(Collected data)
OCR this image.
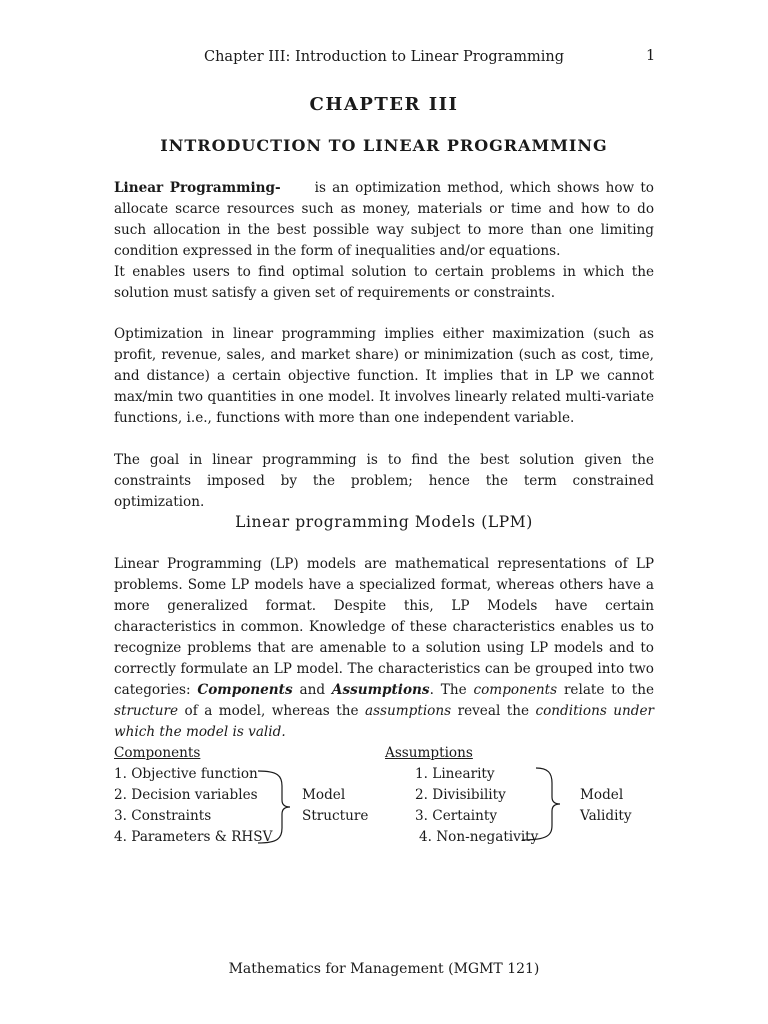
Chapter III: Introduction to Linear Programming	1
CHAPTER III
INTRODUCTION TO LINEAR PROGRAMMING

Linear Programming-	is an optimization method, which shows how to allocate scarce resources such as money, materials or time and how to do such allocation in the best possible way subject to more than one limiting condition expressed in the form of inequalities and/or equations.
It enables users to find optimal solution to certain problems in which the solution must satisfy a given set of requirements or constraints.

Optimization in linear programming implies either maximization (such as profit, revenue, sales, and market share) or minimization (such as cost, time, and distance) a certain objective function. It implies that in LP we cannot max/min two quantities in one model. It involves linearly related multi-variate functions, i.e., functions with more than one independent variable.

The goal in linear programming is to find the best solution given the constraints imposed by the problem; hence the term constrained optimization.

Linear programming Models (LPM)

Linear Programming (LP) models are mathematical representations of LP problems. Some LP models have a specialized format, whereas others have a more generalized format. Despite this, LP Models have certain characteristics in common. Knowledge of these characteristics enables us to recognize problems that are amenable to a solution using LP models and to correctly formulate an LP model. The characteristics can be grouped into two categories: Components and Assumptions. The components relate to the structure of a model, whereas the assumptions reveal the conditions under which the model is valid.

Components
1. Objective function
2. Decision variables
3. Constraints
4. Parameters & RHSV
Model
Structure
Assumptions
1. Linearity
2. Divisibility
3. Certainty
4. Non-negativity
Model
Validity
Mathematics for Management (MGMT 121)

▶ _What the exercise asks_:
From the records above, pull out every line containing the word "solution".

▶ _Written response_:
It enables users to find optimal solution to certain problems in which the solution must satisfy a given set of requirements or constraints.
The goal in linear programming is to find the best solution given the constraints imposed by the problem; hence the term constrained optimization.
Linear Programming (LP) models are mathematical representations of LP problems. Some LP models have a specialized format, whereas others have a more generalized format. Despite this, LP Models have certain characteristics in common. Knowledge of these characteristics enables us to recognize problems that are amenable to a solution using LP models and to correctly formulate an LP model. The characteristics can be grouped into two categories: Components and Assumptions. The components relate to the structure of a model, whereas the assumptions reveal the conditions under which the model is valid.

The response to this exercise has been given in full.